Work to be completed: Retype, word for word, the line containing "Give me the" and every line after it to the end. Skip pictures.

-------- Data provided --------

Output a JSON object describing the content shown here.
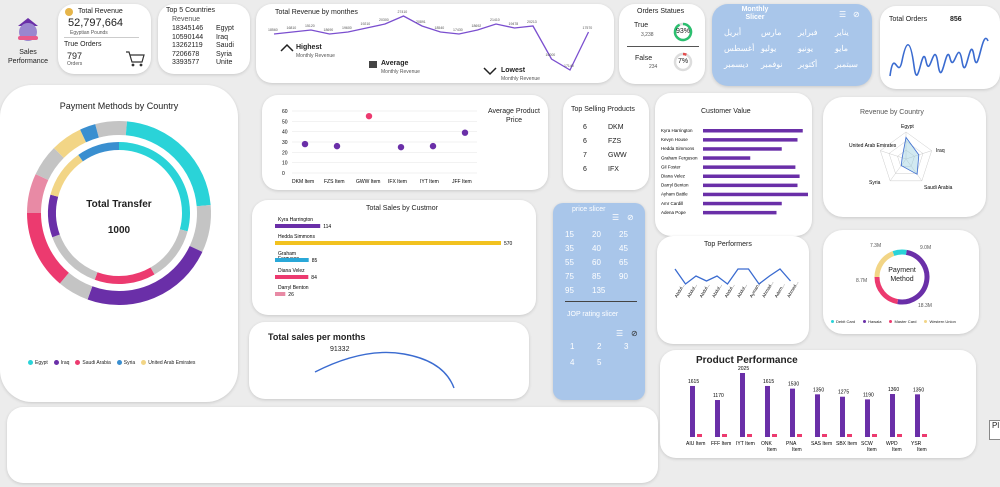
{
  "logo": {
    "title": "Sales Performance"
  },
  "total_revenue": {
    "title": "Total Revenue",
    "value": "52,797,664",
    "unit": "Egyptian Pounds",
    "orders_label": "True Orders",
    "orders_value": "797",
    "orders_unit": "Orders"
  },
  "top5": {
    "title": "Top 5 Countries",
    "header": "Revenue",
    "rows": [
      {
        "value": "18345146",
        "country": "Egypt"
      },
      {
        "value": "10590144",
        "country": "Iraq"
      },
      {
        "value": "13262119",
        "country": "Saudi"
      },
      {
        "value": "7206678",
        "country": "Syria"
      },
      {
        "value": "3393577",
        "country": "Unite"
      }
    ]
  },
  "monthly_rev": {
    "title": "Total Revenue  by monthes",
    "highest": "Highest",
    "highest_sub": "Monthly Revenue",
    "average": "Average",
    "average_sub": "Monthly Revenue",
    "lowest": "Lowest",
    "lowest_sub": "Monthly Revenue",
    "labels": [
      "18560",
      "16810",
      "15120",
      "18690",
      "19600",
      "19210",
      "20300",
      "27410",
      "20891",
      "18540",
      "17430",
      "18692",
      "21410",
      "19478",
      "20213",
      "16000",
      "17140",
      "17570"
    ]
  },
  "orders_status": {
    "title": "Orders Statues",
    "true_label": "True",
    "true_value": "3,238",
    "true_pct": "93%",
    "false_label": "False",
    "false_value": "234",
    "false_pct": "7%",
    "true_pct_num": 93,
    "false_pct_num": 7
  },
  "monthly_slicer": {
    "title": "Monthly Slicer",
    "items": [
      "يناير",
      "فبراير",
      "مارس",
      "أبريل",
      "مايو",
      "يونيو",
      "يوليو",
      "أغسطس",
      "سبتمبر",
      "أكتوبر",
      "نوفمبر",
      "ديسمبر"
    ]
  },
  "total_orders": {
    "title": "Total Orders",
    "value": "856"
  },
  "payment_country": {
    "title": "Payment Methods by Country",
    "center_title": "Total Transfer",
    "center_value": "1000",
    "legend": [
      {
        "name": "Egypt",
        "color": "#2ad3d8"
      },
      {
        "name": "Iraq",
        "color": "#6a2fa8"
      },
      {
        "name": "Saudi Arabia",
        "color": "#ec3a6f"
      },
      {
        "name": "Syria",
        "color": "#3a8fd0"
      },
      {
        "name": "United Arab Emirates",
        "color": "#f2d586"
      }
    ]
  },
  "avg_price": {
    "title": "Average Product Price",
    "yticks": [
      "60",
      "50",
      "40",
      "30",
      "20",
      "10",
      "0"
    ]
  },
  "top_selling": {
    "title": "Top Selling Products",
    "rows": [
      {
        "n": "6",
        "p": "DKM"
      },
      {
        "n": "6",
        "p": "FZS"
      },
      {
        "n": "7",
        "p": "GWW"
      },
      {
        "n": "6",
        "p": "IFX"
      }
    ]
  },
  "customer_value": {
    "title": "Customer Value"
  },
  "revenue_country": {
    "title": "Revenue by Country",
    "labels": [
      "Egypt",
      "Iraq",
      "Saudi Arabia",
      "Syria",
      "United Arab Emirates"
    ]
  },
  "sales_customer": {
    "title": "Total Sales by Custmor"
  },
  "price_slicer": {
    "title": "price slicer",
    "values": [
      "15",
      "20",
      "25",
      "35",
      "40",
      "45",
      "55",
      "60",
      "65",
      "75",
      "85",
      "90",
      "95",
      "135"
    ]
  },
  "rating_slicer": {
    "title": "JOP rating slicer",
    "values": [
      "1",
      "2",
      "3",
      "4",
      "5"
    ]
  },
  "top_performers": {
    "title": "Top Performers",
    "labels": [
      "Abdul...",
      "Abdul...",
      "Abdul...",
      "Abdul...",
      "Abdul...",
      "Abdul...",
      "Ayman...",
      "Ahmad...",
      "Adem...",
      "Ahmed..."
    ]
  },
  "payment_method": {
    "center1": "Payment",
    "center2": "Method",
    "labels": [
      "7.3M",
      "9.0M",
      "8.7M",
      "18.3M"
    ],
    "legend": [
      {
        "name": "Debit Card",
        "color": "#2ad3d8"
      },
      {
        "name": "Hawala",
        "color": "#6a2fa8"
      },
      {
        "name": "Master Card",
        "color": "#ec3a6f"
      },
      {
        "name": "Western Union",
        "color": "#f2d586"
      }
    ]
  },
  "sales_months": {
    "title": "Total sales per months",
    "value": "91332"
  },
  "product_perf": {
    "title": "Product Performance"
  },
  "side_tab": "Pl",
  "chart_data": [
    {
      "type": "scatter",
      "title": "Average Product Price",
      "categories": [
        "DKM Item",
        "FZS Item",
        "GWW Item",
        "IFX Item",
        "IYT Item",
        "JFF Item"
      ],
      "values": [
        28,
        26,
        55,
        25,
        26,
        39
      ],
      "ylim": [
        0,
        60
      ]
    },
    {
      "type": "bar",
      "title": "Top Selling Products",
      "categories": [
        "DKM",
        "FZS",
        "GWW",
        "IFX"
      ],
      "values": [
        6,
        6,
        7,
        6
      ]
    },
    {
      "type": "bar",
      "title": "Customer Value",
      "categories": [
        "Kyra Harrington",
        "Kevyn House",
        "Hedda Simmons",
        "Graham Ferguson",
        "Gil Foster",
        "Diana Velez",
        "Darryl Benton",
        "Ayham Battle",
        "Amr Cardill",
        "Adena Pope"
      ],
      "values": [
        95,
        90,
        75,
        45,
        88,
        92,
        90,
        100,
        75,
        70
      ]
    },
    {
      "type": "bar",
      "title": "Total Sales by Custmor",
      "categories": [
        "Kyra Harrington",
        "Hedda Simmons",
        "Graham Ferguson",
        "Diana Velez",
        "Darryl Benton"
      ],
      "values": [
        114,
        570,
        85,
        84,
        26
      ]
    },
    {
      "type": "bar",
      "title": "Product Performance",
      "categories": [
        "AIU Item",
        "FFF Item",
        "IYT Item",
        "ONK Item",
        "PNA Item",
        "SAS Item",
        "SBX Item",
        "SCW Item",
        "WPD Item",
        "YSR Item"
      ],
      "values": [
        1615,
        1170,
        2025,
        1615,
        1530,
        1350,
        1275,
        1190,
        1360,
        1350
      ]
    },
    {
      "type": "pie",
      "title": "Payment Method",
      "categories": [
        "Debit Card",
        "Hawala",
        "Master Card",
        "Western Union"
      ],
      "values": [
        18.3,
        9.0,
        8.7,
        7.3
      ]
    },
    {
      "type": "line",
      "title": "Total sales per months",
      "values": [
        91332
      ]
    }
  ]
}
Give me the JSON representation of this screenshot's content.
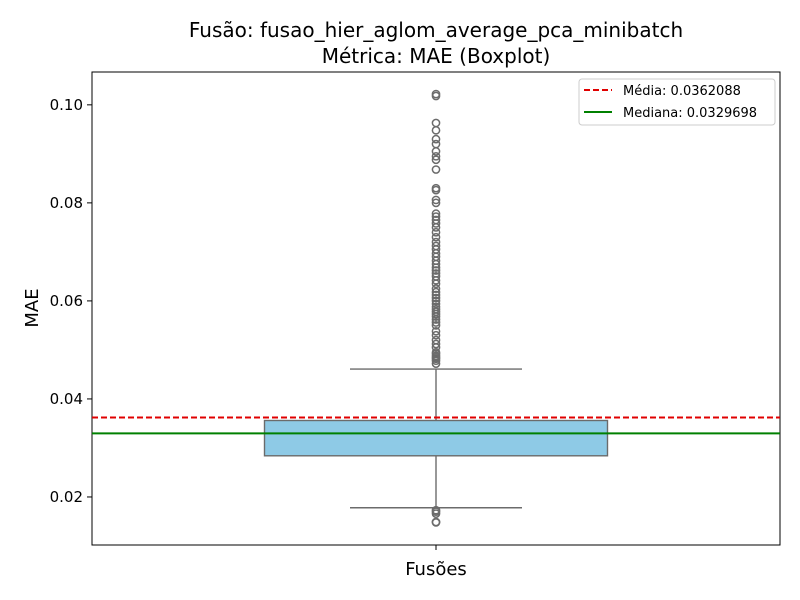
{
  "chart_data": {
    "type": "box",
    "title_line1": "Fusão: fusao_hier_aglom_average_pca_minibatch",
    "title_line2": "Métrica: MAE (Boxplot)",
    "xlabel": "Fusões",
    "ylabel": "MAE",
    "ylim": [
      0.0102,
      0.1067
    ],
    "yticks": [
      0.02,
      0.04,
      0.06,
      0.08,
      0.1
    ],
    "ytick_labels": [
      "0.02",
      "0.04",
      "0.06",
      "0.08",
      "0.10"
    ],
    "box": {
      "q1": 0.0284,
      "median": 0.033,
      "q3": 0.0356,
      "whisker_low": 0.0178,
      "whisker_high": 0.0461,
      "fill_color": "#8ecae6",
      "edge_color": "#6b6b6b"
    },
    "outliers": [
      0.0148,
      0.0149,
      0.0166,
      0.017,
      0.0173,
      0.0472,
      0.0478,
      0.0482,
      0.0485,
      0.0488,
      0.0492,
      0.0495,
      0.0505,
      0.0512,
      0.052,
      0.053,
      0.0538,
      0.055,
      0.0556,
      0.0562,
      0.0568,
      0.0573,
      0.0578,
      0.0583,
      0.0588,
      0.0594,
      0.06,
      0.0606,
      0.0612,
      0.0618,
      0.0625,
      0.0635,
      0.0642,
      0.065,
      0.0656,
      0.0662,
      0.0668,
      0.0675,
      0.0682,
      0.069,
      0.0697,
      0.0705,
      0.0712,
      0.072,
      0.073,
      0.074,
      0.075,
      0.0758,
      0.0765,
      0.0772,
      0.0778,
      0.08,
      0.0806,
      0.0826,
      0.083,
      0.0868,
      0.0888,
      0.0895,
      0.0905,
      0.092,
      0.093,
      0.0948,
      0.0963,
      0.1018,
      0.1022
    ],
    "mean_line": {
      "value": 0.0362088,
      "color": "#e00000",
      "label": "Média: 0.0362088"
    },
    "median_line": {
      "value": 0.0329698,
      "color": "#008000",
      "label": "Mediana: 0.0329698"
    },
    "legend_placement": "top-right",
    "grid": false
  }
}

--------

Exercise response:
Give me the JSON representation of this screenshot's content.
{
  "chart_data": {
    "type": "box",
    "title_line1": "Fusão: fusao_hier_aglom_average_pca_minibatch",
    "title_line2": "Métrica: MAE (Boxplot)",
    "xlabel": "Fusões",
    "ylabel": "MAE",
    "ylim": [
      0.0102,
      0.1067
    ],
    "yticks": [
      0.02,
      0.04,
      0.06,
      0.08,
      0.1
    ],
    "ytick_labels": [
      "0.02",
      "0.04",
      "0.06",
      "0.08",
      "0.10"
    ],
    "box": {
      "q1": 0.0284,
      "median": 0.033,
      "q3": 0.0356,
      "whisker_low": 0.0178,
      "whisker_high": 0.0461,
      "fill_color": "#8ecae6",
      "edge_color": "#6b6b6b"
    },
    "outliers": [
      0.0148,
      0.0149,
      0.0166,
      0.017,
      0.0173,
      0.0472,
      0.0478,
      0.0482,
      0.0485,
      0.0488,
      0.0492,
      0.0495,
      0.0505,
      0.0512,
      0.052,
      0.053,
      0.0538,
      0.055,
      0.0556,
      0.0562,
      0.0568,
      0.0573,
      0.0578,
      0.0583,
      0.0588,
      0.0594,
      0.06,
      0.0606,
      0.0612,
      0.0618,
      0.0625,
      0.0635,
      0.0642,
      0.065,
      0.0656,
      0.0662,
      0.0668,
      0.0675,
      0.0682,
      0.069,
      0.0697,
      0.0705,
      0.0712,
      0.072,
      0.073,
      0.074,
      0.075,
      0.0758,
      0.0765,
      0.0772,
      0.0778,
      0.08,
      0.0806,
      0.0826,
      0.083,
      0.0868,
      0.0888,
      0.0895,
      0.0905,
      0.092,
      0.093,
      0.0948,
      0.0963,
      0.1018,
      0.1022
    ],
    "mean_line": {
      "value": 0.0362088,
      "color": "#e00000",
      "label": "Média: 0.0362088"
    },
    "median_line": {
      "value": 0.0329698,
      "color": "#008000",
      "label": "Mediana: 0.0329698"
    },
    "legend_placement": "top-right",
    "grid": false
  }
}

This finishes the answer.